WORK TO DO
Find every line in the records below that holds the word "xlabel", and copy each one.

─── EXCERPTED RECORDS ───

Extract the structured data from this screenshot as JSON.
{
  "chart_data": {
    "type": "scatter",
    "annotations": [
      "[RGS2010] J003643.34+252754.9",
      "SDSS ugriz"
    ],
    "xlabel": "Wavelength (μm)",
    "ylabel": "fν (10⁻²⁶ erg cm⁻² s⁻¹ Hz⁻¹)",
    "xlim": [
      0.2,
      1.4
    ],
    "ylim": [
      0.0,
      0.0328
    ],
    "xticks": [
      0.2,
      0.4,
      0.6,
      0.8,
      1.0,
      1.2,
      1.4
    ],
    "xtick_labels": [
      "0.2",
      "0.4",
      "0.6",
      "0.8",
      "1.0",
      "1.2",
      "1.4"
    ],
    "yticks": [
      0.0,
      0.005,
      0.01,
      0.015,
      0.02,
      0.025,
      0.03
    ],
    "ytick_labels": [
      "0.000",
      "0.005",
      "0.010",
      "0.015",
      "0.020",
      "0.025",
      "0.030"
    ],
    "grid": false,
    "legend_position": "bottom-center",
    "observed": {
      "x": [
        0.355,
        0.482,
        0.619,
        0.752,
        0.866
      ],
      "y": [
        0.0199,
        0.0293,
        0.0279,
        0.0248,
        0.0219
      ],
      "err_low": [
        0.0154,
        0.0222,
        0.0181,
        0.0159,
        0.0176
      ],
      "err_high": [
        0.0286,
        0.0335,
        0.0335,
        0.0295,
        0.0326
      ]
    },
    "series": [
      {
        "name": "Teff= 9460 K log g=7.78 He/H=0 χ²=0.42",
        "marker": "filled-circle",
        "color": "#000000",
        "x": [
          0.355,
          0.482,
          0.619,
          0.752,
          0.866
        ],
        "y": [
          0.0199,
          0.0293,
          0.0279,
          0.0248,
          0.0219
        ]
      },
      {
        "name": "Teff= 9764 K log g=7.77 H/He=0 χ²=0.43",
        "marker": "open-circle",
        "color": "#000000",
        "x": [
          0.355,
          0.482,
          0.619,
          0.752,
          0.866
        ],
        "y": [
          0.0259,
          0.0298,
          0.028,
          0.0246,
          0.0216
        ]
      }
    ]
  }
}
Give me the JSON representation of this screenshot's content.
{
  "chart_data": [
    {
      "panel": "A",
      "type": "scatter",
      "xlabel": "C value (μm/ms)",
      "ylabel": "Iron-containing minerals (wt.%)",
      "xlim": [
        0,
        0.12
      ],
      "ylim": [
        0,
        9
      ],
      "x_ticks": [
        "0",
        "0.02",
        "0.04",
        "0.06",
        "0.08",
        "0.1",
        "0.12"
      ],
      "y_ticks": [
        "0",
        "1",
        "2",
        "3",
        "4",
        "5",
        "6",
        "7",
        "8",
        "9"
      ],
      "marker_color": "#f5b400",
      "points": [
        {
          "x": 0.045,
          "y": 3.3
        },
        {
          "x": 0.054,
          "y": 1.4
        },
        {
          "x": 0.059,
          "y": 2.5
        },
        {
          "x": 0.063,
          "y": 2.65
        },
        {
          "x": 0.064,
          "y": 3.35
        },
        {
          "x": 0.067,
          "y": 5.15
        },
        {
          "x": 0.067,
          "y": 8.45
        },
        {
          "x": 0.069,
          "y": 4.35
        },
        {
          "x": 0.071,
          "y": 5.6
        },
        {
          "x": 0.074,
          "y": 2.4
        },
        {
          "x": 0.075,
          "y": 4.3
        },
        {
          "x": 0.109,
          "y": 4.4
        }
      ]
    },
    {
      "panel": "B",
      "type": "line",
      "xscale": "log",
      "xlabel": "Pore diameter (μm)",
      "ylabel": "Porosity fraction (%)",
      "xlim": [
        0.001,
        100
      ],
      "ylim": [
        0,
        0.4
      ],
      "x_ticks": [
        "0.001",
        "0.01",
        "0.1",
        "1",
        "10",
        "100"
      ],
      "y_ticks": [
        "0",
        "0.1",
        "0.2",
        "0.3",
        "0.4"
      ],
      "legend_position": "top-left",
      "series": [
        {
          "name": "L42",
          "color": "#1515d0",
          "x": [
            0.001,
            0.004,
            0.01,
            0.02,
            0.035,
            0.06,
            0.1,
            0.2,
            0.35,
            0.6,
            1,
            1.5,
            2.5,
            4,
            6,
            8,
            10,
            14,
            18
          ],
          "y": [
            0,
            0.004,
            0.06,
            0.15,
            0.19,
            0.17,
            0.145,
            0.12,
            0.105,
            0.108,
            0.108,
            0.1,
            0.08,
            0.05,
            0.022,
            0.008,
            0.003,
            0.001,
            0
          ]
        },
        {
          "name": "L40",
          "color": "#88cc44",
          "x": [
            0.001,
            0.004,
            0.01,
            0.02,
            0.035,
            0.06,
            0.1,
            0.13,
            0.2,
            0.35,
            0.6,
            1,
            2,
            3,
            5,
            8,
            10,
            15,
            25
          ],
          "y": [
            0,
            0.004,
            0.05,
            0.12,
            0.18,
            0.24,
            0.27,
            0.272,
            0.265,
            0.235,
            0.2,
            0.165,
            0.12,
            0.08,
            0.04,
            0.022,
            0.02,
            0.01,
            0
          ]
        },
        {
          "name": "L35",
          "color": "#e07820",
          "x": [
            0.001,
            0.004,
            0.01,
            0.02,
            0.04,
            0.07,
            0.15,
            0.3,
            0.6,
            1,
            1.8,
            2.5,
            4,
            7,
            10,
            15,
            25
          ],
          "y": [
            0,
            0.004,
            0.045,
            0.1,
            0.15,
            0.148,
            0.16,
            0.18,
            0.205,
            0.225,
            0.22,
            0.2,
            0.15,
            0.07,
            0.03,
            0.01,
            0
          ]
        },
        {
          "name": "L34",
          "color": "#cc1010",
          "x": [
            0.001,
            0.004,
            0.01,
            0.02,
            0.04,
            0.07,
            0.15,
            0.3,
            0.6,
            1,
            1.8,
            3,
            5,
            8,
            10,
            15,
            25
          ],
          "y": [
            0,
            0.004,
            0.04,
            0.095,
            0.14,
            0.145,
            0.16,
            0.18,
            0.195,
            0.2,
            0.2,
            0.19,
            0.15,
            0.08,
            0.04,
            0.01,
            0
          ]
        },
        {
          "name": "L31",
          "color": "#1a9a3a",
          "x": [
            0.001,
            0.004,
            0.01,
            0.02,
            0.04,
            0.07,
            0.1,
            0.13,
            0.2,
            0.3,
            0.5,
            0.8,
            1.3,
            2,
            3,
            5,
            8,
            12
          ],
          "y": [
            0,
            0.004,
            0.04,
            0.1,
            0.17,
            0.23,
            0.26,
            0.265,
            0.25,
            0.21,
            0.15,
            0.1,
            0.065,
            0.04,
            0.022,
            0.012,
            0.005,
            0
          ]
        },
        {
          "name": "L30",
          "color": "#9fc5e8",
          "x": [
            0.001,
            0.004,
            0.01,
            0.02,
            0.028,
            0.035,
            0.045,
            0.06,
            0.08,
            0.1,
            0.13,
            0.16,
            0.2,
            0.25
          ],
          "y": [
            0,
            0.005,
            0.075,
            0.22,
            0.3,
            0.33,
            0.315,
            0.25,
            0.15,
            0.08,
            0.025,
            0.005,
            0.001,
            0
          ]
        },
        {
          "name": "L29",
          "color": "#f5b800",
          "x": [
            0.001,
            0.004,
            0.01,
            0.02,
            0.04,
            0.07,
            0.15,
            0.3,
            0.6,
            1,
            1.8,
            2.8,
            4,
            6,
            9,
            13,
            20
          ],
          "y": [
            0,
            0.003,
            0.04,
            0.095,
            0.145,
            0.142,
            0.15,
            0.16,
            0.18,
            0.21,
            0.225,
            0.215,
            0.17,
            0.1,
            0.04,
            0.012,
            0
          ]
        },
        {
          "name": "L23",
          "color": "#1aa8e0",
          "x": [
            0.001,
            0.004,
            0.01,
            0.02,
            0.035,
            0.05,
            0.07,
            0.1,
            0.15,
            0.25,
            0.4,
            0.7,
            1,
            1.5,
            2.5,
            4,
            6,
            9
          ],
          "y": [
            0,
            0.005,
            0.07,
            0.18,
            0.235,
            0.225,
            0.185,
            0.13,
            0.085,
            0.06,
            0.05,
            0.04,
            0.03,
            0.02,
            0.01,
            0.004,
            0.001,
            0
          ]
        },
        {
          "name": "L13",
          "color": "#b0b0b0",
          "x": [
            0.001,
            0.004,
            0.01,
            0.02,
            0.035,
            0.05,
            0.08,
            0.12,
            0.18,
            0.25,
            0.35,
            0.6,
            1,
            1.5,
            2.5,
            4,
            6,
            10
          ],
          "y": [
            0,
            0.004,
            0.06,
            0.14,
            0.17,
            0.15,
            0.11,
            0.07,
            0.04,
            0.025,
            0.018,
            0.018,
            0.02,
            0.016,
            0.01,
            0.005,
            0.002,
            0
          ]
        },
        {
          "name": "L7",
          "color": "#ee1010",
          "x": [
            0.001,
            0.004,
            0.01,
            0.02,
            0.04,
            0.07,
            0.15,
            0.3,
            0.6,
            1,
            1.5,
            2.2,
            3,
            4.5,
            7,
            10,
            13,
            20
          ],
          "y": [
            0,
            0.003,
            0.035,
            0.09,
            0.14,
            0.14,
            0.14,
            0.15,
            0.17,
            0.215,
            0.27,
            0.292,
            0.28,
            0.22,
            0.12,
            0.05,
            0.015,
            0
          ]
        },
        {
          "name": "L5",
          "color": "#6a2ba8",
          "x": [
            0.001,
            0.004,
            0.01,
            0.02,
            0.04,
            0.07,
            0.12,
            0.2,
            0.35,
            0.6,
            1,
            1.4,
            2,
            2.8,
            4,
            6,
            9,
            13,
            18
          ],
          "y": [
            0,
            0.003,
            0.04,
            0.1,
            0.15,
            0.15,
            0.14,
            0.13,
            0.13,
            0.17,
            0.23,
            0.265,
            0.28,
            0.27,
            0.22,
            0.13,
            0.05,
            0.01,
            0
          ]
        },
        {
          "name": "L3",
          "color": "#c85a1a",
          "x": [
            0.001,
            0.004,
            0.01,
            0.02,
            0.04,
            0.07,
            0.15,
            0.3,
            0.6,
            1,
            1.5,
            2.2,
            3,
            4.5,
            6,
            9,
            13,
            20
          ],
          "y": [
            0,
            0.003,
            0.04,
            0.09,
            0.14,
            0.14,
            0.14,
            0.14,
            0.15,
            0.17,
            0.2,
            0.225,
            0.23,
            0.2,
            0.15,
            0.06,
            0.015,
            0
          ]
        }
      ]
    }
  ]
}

───

WRITTEN RESPONSE
    "xlabel": "Wavelength (μm)",
      "xlabel": "C value (μm/ms)",
      "xlabel": "Pore diameter (μm)",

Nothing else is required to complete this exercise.